→ **Dataset listings of figures**:
:::

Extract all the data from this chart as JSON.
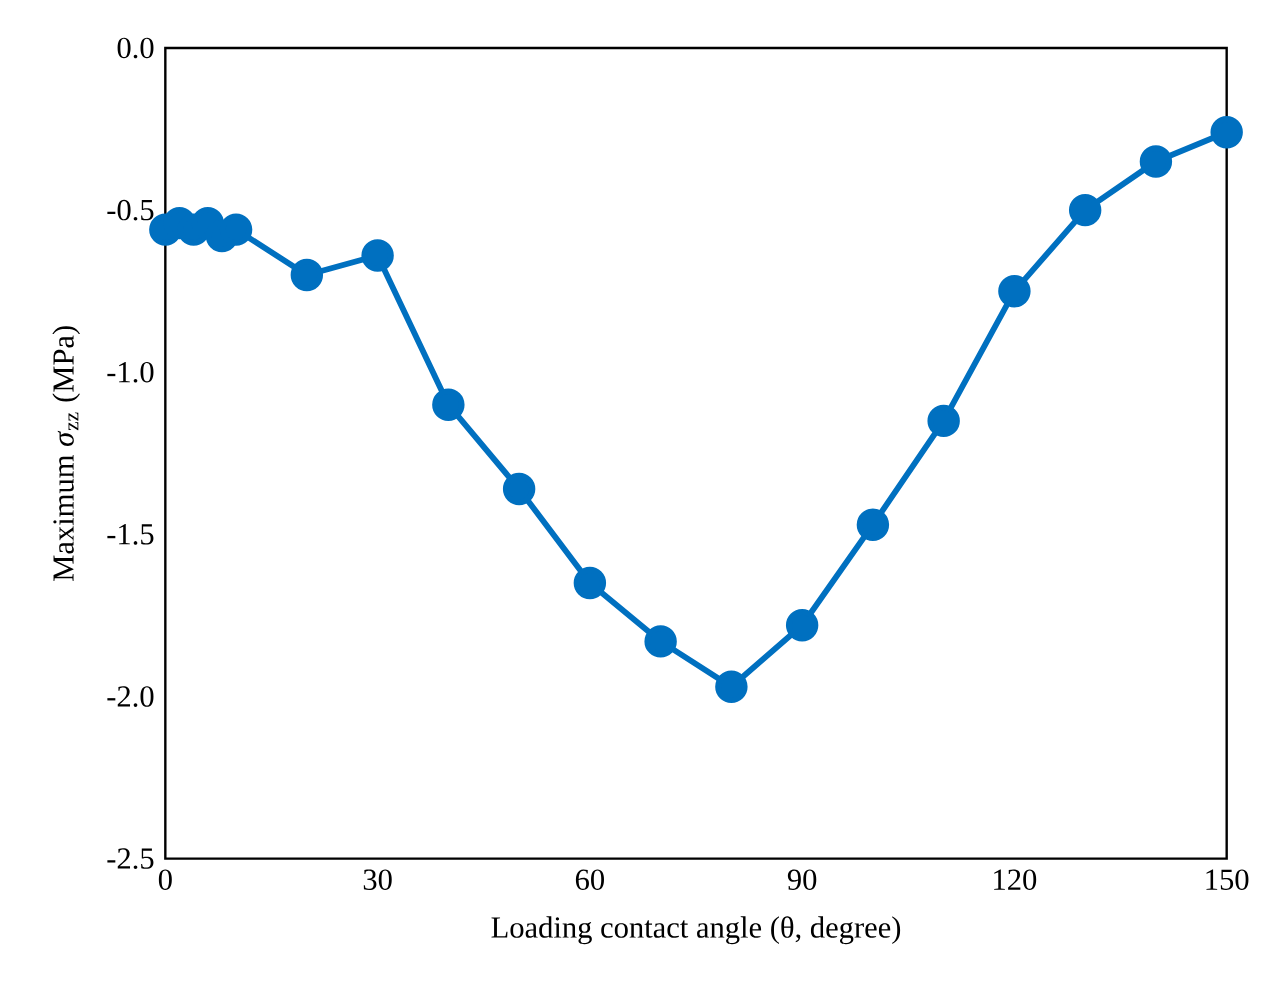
{
  "chart_data": {
    "type": "line",
    "xlabel": "Loading contact angle (θ, degree)",
    "ylabel": "Maximum *σ*$_{zz}$ (MPa)",
    "series": [
      {
        "color": "#0070c0",
        "x": [
          0,
          2,
          4,
          6,
          8,
          10,
          20,
          30,
          40,
          50,
          60,
          70,
          80,
          90,
          100,
          110,
          120,
          130,
          140,
          150
        ],
        "values": [
          -0.56,
          -0.54,
          -0.56,
          -0.54,
          -0.58,
          -0.56,
          -0.7,
          -0.64,
          -1.1,
          -1.36,
          -1.65,
          -1.83,
          -1.97,
          -1.78,
          -1.47,
          -1.15,
          -0.75,
          -0.5,
          -0.35,
          -0.26
        ]
      }
    ],
    "xlim": [
      0,
      150
    ],
    "xticks": [
      0,
      30,
      60,
      90,
      120,
      150
    ],
    "ylim": [
      -2.5,
      0
    ],
    "yticks": [
      {
        "value": -2.5,
        "label": "-2.5"
      },
      {
        "value": -2.0,
        "label": "-2.0"
      },
      {
        "value": -1.5,
        "label": "-1.5"
      },
      {
        "value": -1.0,
        "label": "-1.0"
      },
      {
        "value": -0.5,
        "label": "-0.5"
      },
      {
        "value": 0,
        "label": "0.0"
      }
    ],
    "marker": "circle",
    "line_style": "solid",
    "grid": false
  }
}
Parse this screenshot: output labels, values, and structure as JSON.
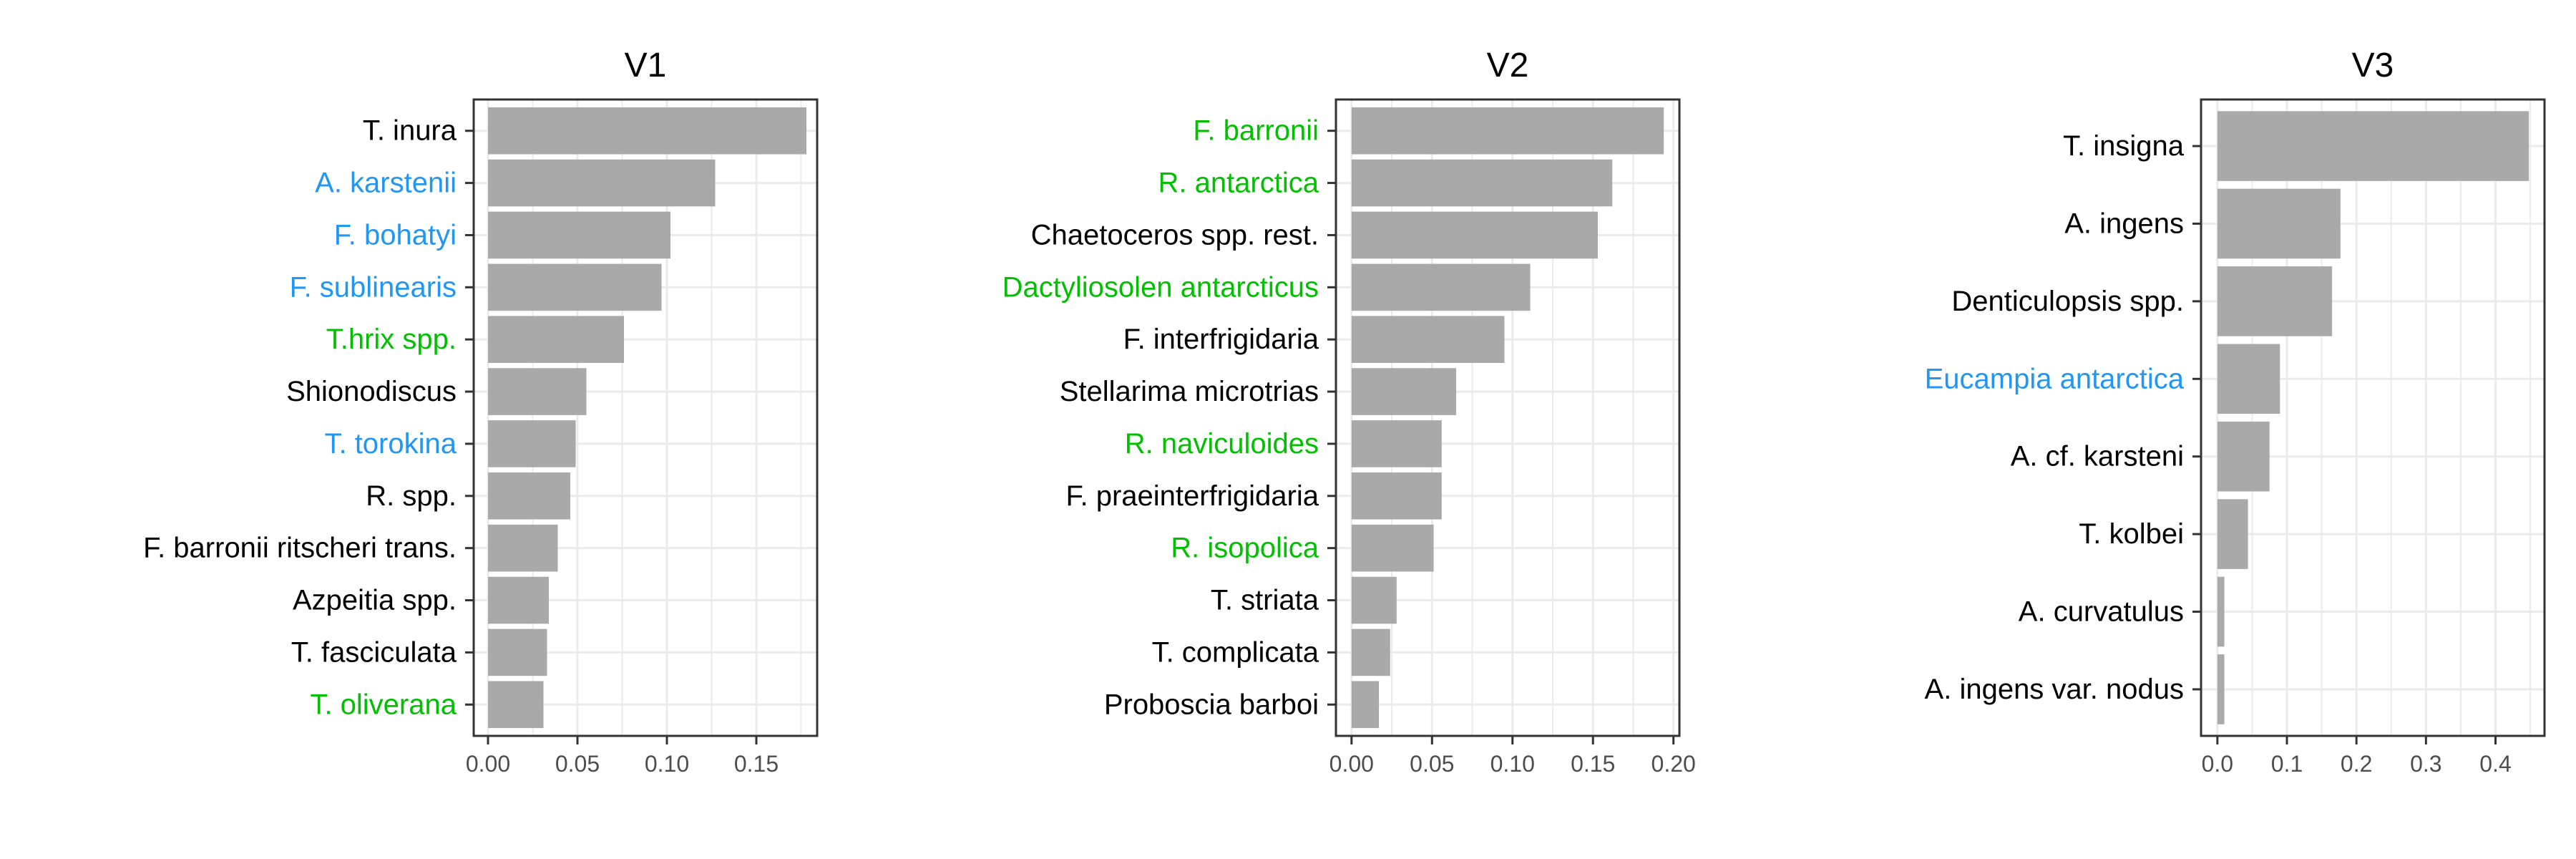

:::

→ **Exercise**:
Above are records to transcribe exactly; leave their pictures out.

→ **Answer to this task**:
Extract all the data from this chart as JSON.
{
  "chart_data": {
    "type": "line",
    "xlabel": "Loading contact angle (θ, degree)",
    "ylabel": "Maximum *σ*$_{zz}$ (MPa)",
    "series": [
      {
        "color": "#0070c0",
        "x": [
          0,
          2,
          4,
          6,
          8,
          10,
          20,
          30,
          40,
          50,
          60,
          70,
          80,
          90,
          100,
          110,
          120,
          130,
          140,
          150
        ],
        "values": [
          -0.56,
          -0.54,
          -0.56,
          -0.54,
          -0.58,
          -0.56,
          -0.7,
          -0.64,
          -1.1,
          -1.36,
          -1.65,
          -1.83,
          -1.97,
          -1.78,
          -1.47,
          -1.15,
          -0.75,
          -0.5,
          -0.35,
          -0.26
        ]
      }
    ],
    "xlim": [
      0,
      150
    ],
    "xticks": [
      0,
      30,
      60,
      90,
      120,
      150
    ],
    "ylim": [
      -2.5,
      0
    ],
    "yticks": [
      {
        "value": -2.5,
        "label": "-2.5"
      },
      {
        "value": -2.0,
        "label": "-2.0"
      },
      {
        "value": -1.5,
        "label": "-1.5"
      },
      {
        "value": -1.0,
        "label": "-1.0"
      },
      {
        "value": -0.5,
        "label": "-0.5"
      },
      {
        "value": 0,
        "label": "0.0"
      }
    ],
    "marker": "circle",
    "line_style": "solid",
    "grid": false
  }
}
Parse this screenshot: output labels, values, and structure as JSON.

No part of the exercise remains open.